Written exercise:
Report how many lines contain "anschließen"; state the number and nothing else.
start Stored rows
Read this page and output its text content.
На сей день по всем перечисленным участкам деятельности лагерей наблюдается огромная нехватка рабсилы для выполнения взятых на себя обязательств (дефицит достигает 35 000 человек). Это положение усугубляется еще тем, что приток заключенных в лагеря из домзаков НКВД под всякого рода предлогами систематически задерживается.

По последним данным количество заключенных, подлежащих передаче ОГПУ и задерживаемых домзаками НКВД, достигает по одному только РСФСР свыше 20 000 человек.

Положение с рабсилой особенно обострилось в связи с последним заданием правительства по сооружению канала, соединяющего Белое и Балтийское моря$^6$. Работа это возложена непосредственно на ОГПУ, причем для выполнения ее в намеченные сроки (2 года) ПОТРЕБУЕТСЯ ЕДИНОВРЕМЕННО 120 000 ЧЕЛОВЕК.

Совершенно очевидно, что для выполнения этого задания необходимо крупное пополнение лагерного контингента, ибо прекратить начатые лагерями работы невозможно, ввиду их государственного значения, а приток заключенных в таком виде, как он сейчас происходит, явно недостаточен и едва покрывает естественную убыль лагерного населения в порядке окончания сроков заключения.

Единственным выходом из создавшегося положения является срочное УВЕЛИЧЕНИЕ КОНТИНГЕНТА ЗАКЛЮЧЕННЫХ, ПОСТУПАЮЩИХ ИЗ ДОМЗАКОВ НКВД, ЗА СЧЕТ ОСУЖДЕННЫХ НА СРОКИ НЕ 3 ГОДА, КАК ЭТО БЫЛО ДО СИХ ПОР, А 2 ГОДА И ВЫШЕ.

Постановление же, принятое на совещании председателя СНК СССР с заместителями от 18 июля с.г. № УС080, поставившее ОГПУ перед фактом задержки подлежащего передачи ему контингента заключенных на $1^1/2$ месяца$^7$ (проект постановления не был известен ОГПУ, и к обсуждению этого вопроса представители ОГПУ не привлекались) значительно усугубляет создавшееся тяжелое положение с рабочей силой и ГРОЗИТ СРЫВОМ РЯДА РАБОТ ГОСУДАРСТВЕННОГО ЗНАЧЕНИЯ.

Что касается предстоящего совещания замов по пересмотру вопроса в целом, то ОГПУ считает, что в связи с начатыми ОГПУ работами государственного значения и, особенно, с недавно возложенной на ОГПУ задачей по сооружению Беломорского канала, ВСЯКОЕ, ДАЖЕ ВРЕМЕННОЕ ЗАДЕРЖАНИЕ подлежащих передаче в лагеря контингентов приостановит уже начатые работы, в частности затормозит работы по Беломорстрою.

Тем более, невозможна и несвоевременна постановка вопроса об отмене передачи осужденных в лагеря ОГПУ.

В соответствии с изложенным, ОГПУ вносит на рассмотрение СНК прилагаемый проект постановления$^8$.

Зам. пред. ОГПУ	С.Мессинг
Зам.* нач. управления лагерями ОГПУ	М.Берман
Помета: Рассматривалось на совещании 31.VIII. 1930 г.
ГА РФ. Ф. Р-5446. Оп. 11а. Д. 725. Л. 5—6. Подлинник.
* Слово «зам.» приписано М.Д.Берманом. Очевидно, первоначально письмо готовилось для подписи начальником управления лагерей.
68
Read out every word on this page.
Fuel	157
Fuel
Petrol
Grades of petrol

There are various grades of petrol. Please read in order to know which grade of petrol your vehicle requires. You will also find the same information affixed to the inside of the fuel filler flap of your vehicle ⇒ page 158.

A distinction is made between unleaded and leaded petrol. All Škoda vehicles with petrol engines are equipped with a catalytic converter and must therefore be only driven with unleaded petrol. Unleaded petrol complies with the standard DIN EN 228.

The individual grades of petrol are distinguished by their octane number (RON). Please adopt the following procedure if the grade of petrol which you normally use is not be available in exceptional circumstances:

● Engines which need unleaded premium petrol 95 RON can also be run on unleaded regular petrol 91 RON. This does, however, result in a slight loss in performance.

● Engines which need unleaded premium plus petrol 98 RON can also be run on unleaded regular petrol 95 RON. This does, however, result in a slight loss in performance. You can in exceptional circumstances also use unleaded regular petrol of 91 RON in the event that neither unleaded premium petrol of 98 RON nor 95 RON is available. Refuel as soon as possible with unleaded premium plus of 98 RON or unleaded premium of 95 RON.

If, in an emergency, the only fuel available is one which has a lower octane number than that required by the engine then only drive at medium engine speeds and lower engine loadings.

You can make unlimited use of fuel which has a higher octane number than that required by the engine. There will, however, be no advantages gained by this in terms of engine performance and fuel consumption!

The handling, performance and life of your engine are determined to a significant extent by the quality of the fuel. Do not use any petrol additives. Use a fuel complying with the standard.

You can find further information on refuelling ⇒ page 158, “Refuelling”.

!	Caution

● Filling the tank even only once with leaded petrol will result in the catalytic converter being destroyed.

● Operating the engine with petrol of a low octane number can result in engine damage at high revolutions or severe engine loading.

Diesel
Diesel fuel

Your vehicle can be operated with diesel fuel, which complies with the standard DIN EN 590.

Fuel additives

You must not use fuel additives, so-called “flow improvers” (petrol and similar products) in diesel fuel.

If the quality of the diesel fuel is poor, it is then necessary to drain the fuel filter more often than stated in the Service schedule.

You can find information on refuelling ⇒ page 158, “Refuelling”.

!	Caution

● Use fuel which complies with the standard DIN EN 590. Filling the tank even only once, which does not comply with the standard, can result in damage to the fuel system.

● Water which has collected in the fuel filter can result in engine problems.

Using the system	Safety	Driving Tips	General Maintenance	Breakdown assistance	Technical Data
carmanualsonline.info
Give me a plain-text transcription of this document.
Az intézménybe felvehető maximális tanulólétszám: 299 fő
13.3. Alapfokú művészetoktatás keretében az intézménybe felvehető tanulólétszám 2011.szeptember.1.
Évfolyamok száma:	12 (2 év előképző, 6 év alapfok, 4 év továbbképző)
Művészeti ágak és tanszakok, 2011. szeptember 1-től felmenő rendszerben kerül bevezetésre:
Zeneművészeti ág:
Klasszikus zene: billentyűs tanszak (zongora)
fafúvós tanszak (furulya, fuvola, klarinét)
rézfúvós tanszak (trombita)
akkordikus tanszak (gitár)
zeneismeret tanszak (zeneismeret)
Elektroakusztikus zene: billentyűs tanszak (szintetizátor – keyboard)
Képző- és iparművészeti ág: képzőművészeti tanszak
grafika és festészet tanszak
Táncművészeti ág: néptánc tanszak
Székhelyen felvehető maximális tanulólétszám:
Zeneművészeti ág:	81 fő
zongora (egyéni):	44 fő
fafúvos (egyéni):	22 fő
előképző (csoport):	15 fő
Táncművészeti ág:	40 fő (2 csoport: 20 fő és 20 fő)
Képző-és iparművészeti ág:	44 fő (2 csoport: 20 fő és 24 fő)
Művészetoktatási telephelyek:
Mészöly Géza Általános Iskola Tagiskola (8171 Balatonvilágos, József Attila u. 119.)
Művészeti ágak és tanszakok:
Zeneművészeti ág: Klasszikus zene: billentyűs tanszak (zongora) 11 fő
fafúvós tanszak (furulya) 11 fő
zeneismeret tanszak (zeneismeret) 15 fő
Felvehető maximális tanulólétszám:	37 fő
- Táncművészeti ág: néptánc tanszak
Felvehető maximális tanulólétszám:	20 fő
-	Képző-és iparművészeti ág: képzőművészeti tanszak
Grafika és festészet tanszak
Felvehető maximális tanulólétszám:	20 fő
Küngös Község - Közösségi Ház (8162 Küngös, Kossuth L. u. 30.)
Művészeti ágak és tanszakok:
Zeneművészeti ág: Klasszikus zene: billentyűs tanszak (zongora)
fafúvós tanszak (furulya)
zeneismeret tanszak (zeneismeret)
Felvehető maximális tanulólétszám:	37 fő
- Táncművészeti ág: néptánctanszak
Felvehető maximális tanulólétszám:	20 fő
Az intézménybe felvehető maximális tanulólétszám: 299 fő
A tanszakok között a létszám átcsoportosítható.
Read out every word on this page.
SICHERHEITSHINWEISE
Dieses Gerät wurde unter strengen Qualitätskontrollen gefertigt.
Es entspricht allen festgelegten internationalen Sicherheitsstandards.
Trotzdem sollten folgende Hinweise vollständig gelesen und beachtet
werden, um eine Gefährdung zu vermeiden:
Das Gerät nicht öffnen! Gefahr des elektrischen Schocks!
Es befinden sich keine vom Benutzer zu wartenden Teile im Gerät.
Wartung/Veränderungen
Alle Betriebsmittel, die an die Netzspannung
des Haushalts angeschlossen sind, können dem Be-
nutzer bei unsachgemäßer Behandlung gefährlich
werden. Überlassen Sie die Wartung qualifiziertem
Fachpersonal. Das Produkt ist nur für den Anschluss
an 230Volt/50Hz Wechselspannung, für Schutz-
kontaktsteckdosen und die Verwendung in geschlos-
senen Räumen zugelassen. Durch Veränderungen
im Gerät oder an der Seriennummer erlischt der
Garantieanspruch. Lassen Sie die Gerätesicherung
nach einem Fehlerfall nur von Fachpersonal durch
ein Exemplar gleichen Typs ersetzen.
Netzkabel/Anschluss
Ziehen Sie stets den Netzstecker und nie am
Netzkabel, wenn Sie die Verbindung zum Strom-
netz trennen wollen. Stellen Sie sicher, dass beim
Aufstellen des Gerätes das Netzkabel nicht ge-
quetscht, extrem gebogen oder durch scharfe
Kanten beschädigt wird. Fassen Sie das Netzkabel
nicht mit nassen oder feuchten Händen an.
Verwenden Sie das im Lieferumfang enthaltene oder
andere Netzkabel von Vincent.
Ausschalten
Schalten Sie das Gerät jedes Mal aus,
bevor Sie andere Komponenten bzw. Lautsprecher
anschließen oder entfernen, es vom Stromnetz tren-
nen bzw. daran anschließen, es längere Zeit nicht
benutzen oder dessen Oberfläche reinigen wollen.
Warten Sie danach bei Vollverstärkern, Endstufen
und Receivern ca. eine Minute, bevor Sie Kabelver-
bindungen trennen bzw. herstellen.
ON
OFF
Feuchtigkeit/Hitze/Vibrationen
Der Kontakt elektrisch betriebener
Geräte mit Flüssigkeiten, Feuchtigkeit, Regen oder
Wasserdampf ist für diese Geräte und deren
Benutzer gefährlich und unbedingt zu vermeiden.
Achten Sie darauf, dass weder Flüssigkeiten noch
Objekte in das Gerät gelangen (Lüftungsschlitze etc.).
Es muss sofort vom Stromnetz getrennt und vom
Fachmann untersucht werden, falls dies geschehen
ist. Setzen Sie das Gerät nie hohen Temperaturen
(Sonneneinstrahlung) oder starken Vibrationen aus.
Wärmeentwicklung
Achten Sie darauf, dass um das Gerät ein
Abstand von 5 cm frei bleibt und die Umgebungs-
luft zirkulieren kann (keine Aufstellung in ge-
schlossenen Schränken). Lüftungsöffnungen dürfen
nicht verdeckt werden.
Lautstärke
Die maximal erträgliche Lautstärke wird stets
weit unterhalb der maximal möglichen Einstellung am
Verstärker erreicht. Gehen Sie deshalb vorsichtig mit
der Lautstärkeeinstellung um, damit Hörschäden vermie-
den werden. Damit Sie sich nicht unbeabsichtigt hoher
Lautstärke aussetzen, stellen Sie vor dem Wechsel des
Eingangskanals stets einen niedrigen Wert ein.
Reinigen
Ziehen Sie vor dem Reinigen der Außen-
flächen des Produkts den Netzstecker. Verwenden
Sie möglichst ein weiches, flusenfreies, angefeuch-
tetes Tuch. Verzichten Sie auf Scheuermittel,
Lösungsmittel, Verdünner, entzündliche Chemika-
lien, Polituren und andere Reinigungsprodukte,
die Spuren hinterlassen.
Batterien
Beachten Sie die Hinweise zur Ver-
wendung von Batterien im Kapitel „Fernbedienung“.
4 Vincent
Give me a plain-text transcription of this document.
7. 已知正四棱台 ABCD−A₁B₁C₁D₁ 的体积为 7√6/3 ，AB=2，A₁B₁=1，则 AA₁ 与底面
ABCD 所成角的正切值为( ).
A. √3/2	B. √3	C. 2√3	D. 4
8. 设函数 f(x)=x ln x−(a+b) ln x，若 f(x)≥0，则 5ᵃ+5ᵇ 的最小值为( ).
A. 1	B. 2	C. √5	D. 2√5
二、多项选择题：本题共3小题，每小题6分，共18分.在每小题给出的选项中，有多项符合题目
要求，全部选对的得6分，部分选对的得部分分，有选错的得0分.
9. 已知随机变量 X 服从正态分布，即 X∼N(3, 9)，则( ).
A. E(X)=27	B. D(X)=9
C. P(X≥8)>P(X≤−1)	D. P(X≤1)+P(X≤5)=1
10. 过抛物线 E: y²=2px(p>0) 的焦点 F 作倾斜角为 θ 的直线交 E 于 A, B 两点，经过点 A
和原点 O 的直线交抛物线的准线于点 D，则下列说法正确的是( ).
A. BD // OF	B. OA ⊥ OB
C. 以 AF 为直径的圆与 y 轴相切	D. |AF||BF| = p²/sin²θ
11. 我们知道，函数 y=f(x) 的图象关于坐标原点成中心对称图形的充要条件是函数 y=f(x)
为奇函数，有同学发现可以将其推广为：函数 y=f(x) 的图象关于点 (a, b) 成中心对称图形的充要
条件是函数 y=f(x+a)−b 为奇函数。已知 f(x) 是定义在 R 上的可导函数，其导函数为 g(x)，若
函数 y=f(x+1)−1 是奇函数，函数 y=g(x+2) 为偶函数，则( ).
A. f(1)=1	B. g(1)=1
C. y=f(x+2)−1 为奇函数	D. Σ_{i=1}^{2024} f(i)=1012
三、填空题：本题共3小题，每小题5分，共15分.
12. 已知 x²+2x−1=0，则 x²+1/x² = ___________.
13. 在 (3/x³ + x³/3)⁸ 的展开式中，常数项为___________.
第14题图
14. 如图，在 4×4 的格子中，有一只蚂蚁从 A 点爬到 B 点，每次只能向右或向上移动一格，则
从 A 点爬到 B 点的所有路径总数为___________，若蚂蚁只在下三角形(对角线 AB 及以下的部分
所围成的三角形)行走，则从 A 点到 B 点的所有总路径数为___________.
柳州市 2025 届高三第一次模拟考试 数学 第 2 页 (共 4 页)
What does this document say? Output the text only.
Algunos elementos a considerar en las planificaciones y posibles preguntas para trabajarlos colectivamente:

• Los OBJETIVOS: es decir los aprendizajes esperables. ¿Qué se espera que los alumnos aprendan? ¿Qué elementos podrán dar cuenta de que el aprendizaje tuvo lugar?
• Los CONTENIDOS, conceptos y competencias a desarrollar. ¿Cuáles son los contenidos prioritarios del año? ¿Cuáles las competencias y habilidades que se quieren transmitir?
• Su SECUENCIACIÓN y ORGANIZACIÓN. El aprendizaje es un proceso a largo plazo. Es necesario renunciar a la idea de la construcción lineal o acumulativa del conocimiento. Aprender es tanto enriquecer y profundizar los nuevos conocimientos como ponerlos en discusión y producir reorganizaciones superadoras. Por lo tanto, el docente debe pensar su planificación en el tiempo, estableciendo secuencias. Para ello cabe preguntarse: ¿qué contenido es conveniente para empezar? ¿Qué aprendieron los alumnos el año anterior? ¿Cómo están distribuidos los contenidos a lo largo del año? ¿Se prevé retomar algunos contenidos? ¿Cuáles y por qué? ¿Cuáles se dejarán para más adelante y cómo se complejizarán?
end Stored rows
Full response:
2